▶ _Request_:
In the listing below, find every line containing "ajustado" and copy it out.

Extracted records:
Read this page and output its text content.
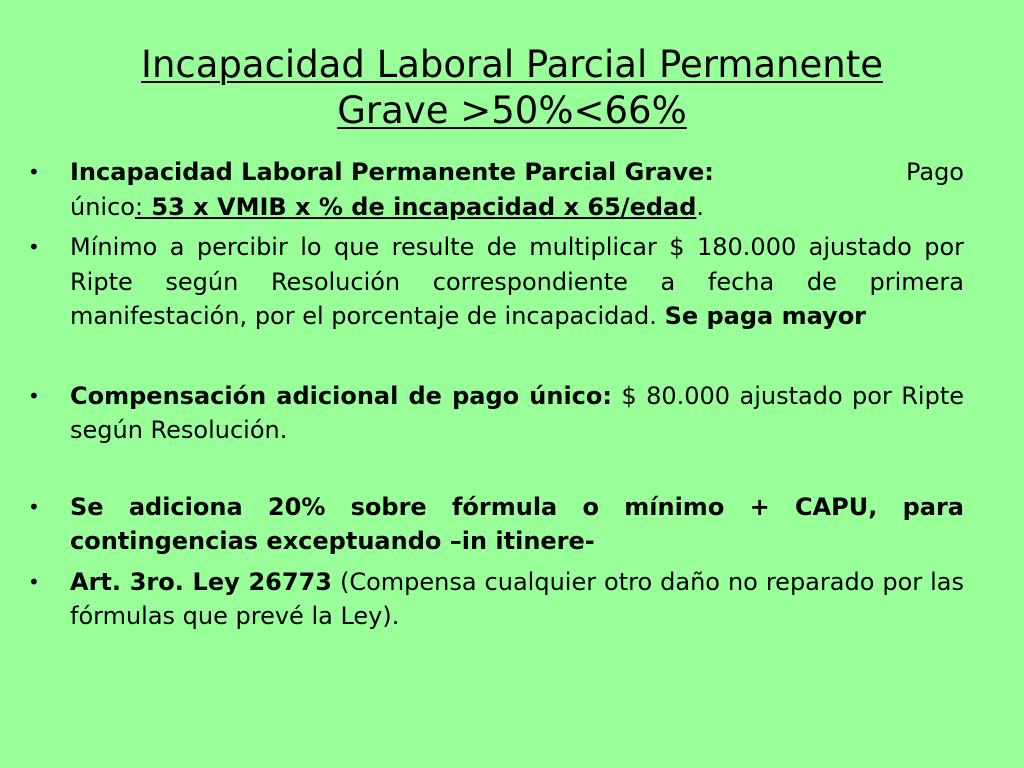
Incapacidad Laboral Parcial Permanente
Grave >50%<66%
• Incapacidad Laboral Permanente Parcial Grave:	Pago

único: 53 x VMIB x % de incapacidad x 65/edad.
• Mínimo a percibir lo que resulte de multiplicar $ 180.000 ajustado por Ripte según Resolución correspondiente a fecha de primera manifestación, por el porcentaje de incapacidad. Se paga mayor
• Compensación adicional de pago único: $ 80.000 ajustado por Ripte según Resolución.
• Se adiciona 20% sobre fórmula o mínimo + CAPU, para contingencias exceptuando –in itinere-
• Art. 3ro. Ley 26773 (Compensa cualquier otro daño no reparado por las fórmulas que prevé la Ley).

▶ _Task answer_:
• Mínimo a percibir lo que resulte de multiplicar $ 180.000 ajustado por Ripte según Resolución correspondiente a fecha de primera manifestación, por el porcentaje de incapacidad. Se paga mayor
• Compensación adicional de pago único: $ 80.000 ajustado por Ripte según Resolución.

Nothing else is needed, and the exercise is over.